REQUIRED WORK.
Identify and reproduce every line holding the string "chevron".

ROWS.

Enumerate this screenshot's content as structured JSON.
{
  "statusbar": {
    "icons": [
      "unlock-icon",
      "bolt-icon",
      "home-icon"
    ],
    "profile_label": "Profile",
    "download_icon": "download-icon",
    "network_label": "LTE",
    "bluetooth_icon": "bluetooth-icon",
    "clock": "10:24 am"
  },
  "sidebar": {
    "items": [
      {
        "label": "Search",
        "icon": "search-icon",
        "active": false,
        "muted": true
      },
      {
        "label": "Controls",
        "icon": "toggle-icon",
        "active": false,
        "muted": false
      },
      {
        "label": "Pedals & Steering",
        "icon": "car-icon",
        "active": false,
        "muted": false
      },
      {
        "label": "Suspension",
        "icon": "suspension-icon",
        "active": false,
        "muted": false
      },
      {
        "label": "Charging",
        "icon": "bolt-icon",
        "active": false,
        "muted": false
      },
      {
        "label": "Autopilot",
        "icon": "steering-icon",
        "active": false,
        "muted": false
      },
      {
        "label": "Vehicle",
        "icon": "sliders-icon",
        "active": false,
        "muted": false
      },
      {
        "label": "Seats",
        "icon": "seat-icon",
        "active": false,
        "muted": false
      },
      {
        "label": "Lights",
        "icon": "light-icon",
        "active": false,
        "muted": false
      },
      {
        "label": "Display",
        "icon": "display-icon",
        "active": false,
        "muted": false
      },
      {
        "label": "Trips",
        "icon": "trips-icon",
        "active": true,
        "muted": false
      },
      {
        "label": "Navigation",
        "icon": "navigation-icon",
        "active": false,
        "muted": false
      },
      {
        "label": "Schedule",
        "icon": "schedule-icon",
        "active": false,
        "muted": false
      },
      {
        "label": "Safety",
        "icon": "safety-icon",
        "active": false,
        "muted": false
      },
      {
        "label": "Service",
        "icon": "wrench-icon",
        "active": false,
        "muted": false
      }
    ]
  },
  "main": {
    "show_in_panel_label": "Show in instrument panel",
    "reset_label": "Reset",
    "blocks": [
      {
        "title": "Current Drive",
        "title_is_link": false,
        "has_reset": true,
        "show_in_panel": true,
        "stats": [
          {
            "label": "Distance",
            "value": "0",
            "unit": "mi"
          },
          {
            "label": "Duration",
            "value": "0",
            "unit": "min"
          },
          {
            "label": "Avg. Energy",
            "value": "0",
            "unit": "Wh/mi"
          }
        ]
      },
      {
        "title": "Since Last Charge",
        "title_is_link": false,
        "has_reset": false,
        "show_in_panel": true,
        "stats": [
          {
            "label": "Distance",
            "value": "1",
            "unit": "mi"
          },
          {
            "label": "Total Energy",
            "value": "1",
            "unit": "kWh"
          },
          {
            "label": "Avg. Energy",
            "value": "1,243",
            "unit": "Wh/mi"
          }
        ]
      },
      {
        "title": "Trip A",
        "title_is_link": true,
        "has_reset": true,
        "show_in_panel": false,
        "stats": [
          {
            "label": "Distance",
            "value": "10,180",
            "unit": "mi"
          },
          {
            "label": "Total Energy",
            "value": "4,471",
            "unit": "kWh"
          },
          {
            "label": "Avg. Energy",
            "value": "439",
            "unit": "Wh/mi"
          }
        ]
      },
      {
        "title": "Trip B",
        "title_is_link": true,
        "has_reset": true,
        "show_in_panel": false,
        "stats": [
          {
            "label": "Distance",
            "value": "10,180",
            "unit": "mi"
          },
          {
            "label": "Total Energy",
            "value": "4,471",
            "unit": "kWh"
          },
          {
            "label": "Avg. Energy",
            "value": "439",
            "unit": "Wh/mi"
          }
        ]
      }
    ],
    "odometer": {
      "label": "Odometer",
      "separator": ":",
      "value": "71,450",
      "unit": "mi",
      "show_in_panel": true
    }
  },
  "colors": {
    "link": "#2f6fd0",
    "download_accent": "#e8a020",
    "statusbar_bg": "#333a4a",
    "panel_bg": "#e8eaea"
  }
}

...

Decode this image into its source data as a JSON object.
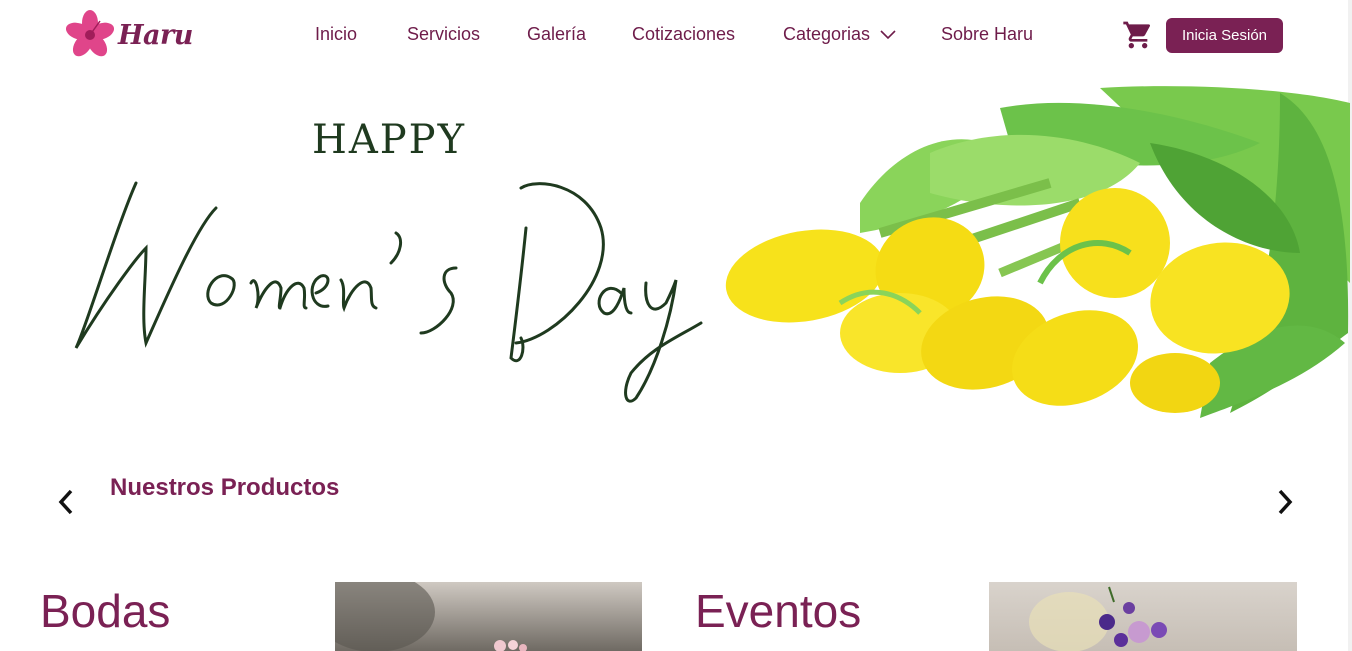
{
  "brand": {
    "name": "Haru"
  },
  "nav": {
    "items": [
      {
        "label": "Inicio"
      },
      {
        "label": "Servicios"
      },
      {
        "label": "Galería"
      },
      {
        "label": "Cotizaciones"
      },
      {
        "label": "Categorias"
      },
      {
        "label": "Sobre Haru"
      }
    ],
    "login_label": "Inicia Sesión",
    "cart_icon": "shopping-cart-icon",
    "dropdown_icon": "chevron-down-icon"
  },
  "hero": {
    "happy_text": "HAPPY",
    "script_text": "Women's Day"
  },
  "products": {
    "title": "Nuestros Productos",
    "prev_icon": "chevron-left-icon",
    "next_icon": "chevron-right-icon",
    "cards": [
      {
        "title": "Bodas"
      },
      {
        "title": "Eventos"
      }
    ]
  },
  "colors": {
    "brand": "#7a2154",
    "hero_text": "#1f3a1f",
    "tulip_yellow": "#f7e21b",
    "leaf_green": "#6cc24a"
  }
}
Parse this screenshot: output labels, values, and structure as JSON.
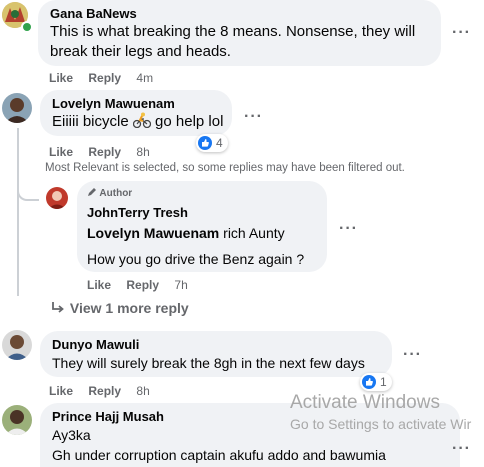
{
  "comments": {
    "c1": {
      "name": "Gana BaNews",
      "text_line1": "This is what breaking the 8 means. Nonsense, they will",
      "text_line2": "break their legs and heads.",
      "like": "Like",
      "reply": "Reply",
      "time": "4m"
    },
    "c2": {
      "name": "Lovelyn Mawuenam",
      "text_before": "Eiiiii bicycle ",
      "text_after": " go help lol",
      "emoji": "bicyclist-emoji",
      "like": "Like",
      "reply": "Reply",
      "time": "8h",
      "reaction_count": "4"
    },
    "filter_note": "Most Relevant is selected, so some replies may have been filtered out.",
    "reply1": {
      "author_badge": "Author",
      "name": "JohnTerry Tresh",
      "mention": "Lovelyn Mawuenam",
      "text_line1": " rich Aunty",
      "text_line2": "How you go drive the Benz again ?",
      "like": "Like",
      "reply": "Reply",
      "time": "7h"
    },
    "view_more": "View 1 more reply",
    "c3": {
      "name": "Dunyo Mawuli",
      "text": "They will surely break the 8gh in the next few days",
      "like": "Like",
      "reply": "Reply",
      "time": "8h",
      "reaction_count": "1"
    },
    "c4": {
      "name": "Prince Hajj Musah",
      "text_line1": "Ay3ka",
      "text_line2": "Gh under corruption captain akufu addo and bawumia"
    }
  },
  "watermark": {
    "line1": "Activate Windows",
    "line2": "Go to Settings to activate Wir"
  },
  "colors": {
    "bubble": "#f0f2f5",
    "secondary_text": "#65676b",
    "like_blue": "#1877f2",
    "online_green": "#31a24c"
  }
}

REPLY.
    "dropdown_icon": "chevron-down-icon"
    "prev_icon": "chevron-left-icon",
    "next_icon": "chevron-right-icon",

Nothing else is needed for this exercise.